Return every line of the data below that includes the string "TradingView".

**SOURCE RECORDS**:
───

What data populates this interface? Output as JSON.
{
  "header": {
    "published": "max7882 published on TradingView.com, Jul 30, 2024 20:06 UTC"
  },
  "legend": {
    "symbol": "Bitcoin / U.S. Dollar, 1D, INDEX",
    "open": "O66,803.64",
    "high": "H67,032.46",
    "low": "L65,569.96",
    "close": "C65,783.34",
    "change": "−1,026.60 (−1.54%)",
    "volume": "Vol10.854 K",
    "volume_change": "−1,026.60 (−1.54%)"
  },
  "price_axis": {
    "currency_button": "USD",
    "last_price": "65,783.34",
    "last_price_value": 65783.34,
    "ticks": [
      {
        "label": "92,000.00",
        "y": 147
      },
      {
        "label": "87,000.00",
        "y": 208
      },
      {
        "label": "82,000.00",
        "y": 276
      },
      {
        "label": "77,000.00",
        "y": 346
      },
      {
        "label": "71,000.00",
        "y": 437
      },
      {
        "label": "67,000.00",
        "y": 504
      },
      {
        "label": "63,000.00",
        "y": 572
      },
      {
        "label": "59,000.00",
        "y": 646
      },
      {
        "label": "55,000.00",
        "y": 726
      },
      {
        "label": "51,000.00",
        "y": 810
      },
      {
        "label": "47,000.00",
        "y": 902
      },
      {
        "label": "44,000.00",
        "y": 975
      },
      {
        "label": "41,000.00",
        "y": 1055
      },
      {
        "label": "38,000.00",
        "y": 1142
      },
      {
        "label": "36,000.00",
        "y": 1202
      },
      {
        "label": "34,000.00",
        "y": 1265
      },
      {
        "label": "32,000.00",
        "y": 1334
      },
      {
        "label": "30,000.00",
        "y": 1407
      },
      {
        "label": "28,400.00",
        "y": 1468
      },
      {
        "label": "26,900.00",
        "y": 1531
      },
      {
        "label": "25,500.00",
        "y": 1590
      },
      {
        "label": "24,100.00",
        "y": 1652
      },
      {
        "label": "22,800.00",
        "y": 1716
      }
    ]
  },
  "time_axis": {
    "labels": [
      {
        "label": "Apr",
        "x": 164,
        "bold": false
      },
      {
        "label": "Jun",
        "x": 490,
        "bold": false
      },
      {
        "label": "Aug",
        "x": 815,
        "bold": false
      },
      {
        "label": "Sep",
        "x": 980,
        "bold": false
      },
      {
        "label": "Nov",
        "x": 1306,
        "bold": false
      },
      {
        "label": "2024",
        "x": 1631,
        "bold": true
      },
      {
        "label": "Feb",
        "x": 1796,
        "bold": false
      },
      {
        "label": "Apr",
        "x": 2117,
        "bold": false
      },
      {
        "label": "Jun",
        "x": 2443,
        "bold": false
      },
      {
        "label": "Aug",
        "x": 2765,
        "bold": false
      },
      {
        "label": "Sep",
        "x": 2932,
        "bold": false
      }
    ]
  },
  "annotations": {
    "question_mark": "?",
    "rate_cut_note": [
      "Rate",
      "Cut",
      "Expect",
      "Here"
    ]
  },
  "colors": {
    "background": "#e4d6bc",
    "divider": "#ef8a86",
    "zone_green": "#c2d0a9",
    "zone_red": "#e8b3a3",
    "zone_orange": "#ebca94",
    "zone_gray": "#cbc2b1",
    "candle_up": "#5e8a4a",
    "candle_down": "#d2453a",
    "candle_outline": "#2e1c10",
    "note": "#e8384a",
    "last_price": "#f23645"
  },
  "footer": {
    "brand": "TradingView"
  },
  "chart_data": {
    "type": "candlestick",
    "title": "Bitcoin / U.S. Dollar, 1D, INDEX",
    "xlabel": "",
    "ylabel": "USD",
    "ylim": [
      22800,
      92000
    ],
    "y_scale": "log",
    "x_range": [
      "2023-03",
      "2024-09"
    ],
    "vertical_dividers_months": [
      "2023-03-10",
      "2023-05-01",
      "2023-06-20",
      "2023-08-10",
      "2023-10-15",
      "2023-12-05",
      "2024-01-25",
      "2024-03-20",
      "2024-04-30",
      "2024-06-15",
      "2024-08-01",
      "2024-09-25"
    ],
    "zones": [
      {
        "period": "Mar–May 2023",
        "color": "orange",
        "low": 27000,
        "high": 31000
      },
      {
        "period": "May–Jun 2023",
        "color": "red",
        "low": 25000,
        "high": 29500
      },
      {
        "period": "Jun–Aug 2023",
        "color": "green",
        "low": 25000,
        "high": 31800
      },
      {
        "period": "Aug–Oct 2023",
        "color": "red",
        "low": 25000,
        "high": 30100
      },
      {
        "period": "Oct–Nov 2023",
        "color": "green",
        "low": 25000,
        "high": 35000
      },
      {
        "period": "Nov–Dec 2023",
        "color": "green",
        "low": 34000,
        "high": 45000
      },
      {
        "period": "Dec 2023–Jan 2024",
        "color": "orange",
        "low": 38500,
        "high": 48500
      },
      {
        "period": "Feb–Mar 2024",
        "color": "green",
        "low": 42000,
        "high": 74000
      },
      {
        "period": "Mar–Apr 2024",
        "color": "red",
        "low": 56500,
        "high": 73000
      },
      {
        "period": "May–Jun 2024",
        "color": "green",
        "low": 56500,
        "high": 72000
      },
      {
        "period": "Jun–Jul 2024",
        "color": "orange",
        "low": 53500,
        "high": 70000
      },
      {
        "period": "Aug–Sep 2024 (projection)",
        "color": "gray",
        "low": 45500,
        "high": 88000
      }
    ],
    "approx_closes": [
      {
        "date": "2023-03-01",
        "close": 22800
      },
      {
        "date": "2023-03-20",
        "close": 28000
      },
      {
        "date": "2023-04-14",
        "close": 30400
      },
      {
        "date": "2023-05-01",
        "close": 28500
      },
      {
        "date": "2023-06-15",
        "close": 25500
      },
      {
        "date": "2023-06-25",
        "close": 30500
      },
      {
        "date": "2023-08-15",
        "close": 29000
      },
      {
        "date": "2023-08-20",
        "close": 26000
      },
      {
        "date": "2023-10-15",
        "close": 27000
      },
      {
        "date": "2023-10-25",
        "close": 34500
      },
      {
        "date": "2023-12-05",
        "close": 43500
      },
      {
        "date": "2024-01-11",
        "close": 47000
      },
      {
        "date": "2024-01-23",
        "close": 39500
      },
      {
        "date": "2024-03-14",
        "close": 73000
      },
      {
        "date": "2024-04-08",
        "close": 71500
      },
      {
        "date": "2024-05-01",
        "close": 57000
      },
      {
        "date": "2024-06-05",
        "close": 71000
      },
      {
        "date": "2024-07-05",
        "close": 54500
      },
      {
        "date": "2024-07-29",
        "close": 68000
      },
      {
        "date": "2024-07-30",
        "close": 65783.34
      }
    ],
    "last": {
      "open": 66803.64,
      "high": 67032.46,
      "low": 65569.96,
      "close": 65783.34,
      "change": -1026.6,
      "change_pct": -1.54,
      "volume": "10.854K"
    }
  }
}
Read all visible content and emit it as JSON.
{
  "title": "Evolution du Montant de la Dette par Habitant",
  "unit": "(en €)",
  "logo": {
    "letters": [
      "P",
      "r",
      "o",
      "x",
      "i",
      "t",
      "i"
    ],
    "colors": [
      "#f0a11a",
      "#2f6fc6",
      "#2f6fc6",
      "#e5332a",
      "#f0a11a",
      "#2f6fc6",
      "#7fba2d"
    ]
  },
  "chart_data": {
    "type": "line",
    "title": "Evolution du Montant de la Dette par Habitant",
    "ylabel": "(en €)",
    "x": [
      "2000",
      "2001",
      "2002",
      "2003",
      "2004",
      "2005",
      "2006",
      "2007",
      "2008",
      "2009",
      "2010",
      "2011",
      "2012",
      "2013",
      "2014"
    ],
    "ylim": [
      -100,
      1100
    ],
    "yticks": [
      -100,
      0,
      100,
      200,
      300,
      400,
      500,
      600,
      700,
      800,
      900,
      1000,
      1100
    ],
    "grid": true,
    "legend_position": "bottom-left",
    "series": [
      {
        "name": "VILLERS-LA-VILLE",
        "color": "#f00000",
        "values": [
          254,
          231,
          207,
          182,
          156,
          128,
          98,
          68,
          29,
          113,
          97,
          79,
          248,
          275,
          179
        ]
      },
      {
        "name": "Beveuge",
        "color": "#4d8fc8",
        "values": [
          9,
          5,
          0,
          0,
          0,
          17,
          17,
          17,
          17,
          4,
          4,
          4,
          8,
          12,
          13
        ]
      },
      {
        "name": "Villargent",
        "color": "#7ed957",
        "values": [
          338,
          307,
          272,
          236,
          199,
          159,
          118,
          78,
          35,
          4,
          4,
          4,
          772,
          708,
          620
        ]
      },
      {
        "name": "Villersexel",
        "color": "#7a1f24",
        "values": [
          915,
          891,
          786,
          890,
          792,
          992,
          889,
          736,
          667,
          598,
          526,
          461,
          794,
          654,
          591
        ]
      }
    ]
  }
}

───

**RESULT OF THIS TASK**:
    "published": "max7882 published on TradingView.com, Jul 30, 2024 20:06 UTC"
    "brand": "TradingView"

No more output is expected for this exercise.